[Short problem]:
Present the data once more in exactly its original form.

--- START Supplied material ---

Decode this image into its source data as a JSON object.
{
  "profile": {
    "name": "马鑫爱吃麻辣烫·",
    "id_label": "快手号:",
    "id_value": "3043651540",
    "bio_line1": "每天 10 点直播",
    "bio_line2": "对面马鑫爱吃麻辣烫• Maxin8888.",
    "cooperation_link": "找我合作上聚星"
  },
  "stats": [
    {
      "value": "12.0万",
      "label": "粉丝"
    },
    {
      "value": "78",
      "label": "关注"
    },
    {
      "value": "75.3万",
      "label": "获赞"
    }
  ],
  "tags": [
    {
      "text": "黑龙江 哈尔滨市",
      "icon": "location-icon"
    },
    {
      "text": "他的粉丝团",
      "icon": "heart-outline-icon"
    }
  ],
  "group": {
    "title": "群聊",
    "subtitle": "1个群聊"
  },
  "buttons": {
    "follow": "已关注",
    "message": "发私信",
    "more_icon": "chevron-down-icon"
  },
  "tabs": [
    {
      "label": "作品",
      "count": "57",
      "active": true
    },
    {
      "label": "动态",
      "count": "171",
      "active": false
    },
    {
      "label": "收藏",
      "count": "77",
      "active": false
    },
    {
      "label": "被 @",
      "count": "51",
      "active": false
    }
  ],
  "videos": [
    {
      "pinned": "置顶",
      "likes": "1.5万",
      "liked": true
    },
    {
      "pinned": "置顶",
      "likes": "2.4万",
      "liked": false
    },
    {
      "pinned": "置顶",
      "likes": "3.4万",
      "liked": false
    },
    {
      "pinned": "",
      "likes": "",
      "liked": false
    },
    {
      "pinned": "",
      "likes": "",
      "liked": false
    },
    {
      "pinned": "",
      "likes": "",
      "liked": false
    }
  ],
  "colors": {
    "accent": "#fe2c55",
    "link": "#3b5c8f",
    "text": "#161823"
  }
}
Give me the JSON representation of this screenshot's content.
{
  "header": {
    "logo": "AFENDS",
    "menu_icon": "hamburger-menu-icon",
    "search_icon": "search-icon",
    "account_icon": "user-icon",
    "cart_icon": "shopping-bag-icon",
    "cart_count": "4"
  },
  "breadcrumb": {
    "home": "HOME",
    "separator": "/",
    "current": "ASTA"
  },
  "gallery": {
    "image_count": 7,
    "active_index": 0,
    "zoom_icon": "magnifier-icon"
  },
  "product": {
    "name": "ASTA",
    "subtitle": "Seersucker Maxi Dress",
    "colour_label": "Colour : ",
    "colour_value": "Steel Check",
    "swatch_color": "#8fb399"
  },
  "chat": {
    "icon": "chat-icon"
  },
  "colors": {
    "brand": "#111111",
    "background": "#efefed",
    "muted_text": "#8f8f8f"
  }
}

--- END Supplied material ---

[Task response]:
Decode this image into its source data as a JSON object.
{
  "profile": {
    "name": "马鑫爱吃麻辣烫·",
    "id_label": "快手号:",
    "id_value": "3043651540",
    "bio_line1": "每天 10 点直播",
    "bio_line2": "对面马鑫爱吃麻辣烫• Maxin8888.",
    "cooperation_link": "找我合作上聚星"
  },
  "stats": [
    {
      "value": "12.0万",
      "label": "粉丝"
    },
    {
      "value": "78",
      "label": "关注"
    },
    {
      "value": "75.3万",
      "label": "获赞"
    }
  ],
  "tags": [
    {
      "text": "黑龙江 哈尔滨市",
      "icon": "location-icon"
    },
    {
      "text": "他的粉丝团",
      "icon": "heart-outline-icon"
    }
  ],
  "group": {
    "title": "群聊",
    "subtitle": "1个群聊"
  },
  "buttons": {
    "follow": "已关注",
    "message": "发私信",
    "more_icon": "chevron-down-icon"
  },
  "tabs": [
    {
      "label": "作品",
      "count": "57",
      "active": true
    },
    {
      "label": "动态",
      "count": "171",
      "active": false
    },
    {
      "label": "收藏",
      "count": "77",
      "active": false
    },
    {
      "label": "被 @",
      "count": "51",
      "active": false
    }
  ],
  "videos": [
    {
      "pinned": "置顶",
      "likes": "1.5万",
      "liked": true
    },
    {
      "pinned": "置顶",
      "likes": "2.4万",
      "liked": false
    },
    {
      "pinned": "置顶",
      "likes": "3.4万",
      "liked": false
    },
    {
      "pinned": "",
      "likes": "",
      "liked": false
    },
    {
      "pinned": "",
      "likes": "",
      "liked": false
    },
    {
      "pinned": "",
      "likes": "",
      "liked": false
    }
  ],
  "colors": {
    "accent": "#fe2c55",
    "link": "#3b5c8f",
    "text": "#161823"
  }
}
Give me the JSON representation of this screenshot's content.
{
  "header": {
    "logo": "AFENDS",
    "menu_icon": "hamburger-menu-icon",
    "search_icon": "search-icon",
    "account_icon": "user-icon",
    "cart_icon": "shopping-bag-icon",
    "cart_count": "4"
  },
  "breadcrumb": {
    "home": "HOME",
    "separator": "/",
    "current": "ASTA"
  },
  "gallery": {
    "image_count": 7,
    "active_index": 0,
    "zoom_icon": "magnifier-icon"
  },
  "product": {
    "name": "ASTA",
    "subtitle": "Seersucker Maxi Dress",
    "colour_label": "Colour : ",
    "colour_value": "Steel Check",
    "swatch_color": "#8fb399"
  },
  "chat": {
    "icon": "chat-icon"
  },
  "colors": {
    "brand": "#111111",
    "background": "#efefed",
    "muted_text": "#8f8f8f"
  }
}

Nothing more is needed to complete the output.